#### Document excerpt

- Vallikunnam Location in Kerala, India Vallikunnam Vallikunnam (India)
- Coordinates: 9°7′0″N 76°32′0″E﻿ / ﻿9.11667°N 76.53333°E
- Country: India
- State: Kerala
- District: Alappuzha

Population (2011)
- • Total: 30,394

Languages
- • Official: Malayalam, English
- Time zone: UTC+5:30 (IST)
- PIN: 690501
- Telephone code: 0479-2335xxx
- Vehicle registration: KL 31
- Nearest city: Kayamkulam
- Lok Sabha constituency: Mavelikkara
- Vidhan Sabha constituency: Mavelikara

= Vallikunnam =

Vallikunnam is a village in Mavelikara taluk of Alappuzha district in the Indian state of Kerala.

########

◆ **Exercise set**:
1. Answer these from the Vallikunnam entry:
(a) What was the total population in 2011?
(b) Which city is listed as nearest?
(c) In which taluk is the village located?
2. Using the Vallikunnam entry, say whether each statement agrees with it, and quote the words that decide it:
(a) Vallikunnam is in Kollam district.
(b) The vehicle registration code is KL 31.
(c) Malayalam is the only official language.
3. Write the next part of the Vallikunnam entry, picking up after its final sentence.

#### Extracted entries

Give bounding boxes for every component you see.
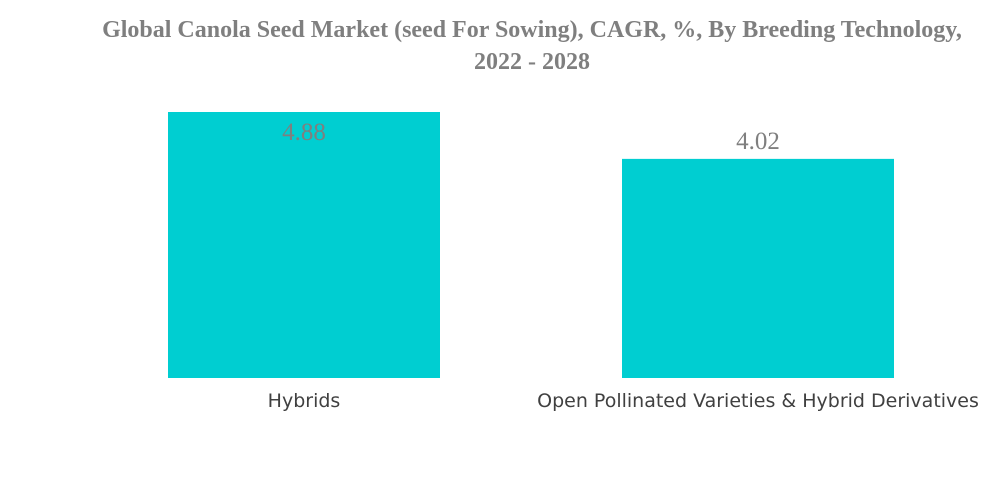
bars-group — [168, 112, 894, 378]
chart-title: Global Canola Seed Market (seed For Sowi… — [102, 17, 962, 75]
bar-2 — [622, 158, 894, 378]
category-label-2: Open Pollinated Varieties & Hybrid Deriv… — [537, 390, 979, 412]
bar-1 — [168, 112, 440, 378]
value-label-1: 4.88 — [282, 119, 326, 146]
value-labels-group: 4.88 4.02 — [282, 119, 780, 155]
category-labels-group: Hybrids Open Pollinated Varieties & Hybri… — [268, 390, 979, 412]
category-label-1: Hybrids — [268, 390, 341, 412]
value-label-2: 4.02 — [736, 128, 780, 155]
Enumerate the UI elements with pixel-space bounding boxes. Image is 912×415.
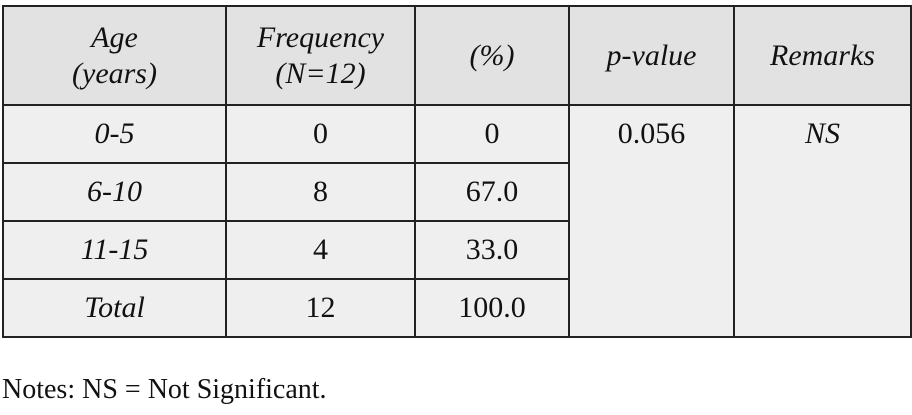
table-cell: Total [2, 278, 227, 338]
table-cell: NS [733, 104, 912, 338]
table-cell: 0.056 [568, 104, 735, 338]
table-cell: 4 [225, 220, 416, 280]
header-text: (N=12) [275, 56, 366, 90]
table-cell: 12 [225, 278, 416, 338]
table-row: 0-5 0 0 0.056 NS [2, 104, 912, 338]
header-text: p-value [606, 38, 697, 72]
table-cell: 0 [414, 104, 570, 164]
table-cell: 0-5 [2, 104, 227, 164]
header-text: Age [91, 20, 138, 54]
table-cell: 6-10 [2, 162, 227, 222]
table-cell: 8 [225, 162, 416, 222]
header-cell: Frequency (N=12) [225, 5, 416, 106]
header-cell: Age (years) [2, 5, 227, 106]
header-cell: (%) [414, 5, 570, 106]
table-cell: 67.0 [414, 162, 570, 222]
header-cell: p-value [568, 5, 735, 106]
data-table: Age (years) Frequency (N=12) (%) p-value Remar… [2, 5, 912, 338]
table-body: 0-5 0 0 0.056 NS 6-10 8 67.0 11-15 4 33.0 Total 12 10… [2, 104, 912, 338]
table-cell: 0 [225, 104, 416, 164]
table-row: Total 12 100.0 [2, 278, 911, 338]
header-text: Remarks [770, 38, 875, 72]
header-text: Frequency [256, 20, 385, 54]
table-cell: 11-15 [2, 220, 227, 280]
table-cell: 100.0 [414, 278, 570, 338]
header-row: Age (years) Frequency (N=12) (%) p-value Remar… [2, 5, 912, 106]
header-cell: Remarks [733, 5, 912, 106]
header-text: (years) [72, 56, 157, 90]
table-cell: 33.0 [414, 220, 570, 280]
header-text: (%) [469, 38, 515, 72]
table-row: 11-15 4 33.0 [2, 220, 911, 280]
notes: Notes: NS = Not Significant. [2, 374, 327, 405]
table-row: 6-10 8 67.0 [2, 162, 911, 222]
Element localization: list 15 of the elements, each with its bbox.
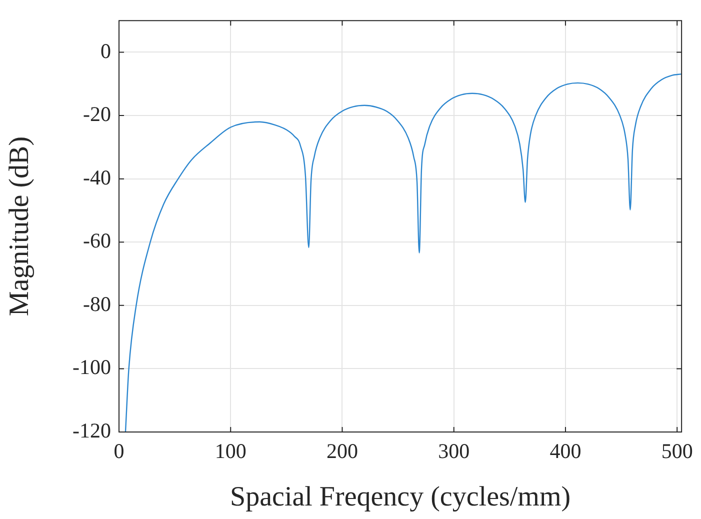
y-tick-label: -20	[83, 102, 111, 126]
x-axis-title: Spacial Freqency (cycles/mm)	[230, 482, 571, 513]
x-tick-label: 200	[326, 439, 358, 464]
y-tick-label: -40	[83, 165, 111, 190]
x-tick-label: 400	[550, 439, 582, 464]
y-tick-label: -80	[83, 292, 111, 316]
y-tick-label: -60	[83, 228, 111, 253]
y-tick-label: -120	[72, 418, 111, 443]
x-tick-label: 300	[438, 439, 470, 464]
y-tick-label: -100	[72, 355, 111, 380]
x-tick-label: 500	[661, 439, 693, 464]
y-axis-title: Magnitude (dB)	[4, 136, 36, 316]
y-tick-label: 0	[100, 38, 111, 63]
line-series	[124, 73, 682, 432]
x-tick-label: 100	[214, 439, 246, 464]
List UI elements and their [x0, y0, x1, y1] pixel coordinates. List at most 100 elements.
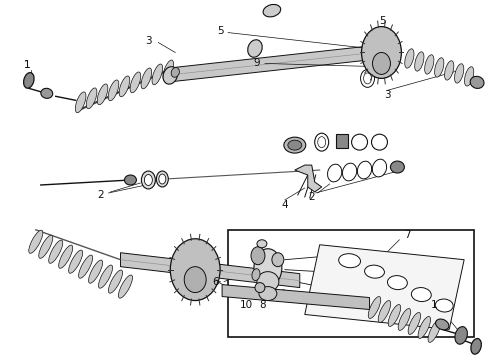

########

◆ **Answers for the tasks**:
1.
(a) 30,394
(b) Kayamkulam
(c) Mavelikara

2.
(a) No: "District: Alappuzha"
(b) Yes: "Vehicle registration: KL 31"
(c) No: "Official: Malayalam, English"

3.
==Description==
It is the southernmost place in Alappuzha, bordering Oachira and Thazhava of Kollam districts. It is an area of paddy and sesame fields, as well as rubber and tapioca cultivation. Due to abundance of clay, this area has many mud brick factories. It has many higher secondary schools, a public health center, panchayat and village offices, temples and mosques. Amrita HSS Higher Secondary School, and K.K.M. Govt. V.H.S.S, Elippakulam, (Kambisseri Karunakaran Memorial Government Vocational & Higher Secondary School) are two major schools. Padayanivettom temple, Vattackad Temple, Pariyarathukulangara temple, Kanjippuzha Muslim Jama-ath, Pallikkutty, Choonad town musjid, Kanjippuzha Valya Palli are religious sites located in Vallikunnam. Edayasseril Bhadrakali Maha Kshetram is partly located in Vallikunnam and Bharanikkavu panchayat. The village is situated en route Mavelikkara–Karunagappally road and Oachira–Thamarakkulam road. Manackad is the administrative center, Choonad —a fast developing city— and Kambisseri are the main commercial centers. They are connected to Kayamkulam, Mavelikkara, Karunagappally, Adoor, Sasthamkotta and other nearby towns.

==Demographics==
As of the 2011 Indian census, Vallikunnam had a population of 30,394 with 14,027 males and 16,367 females.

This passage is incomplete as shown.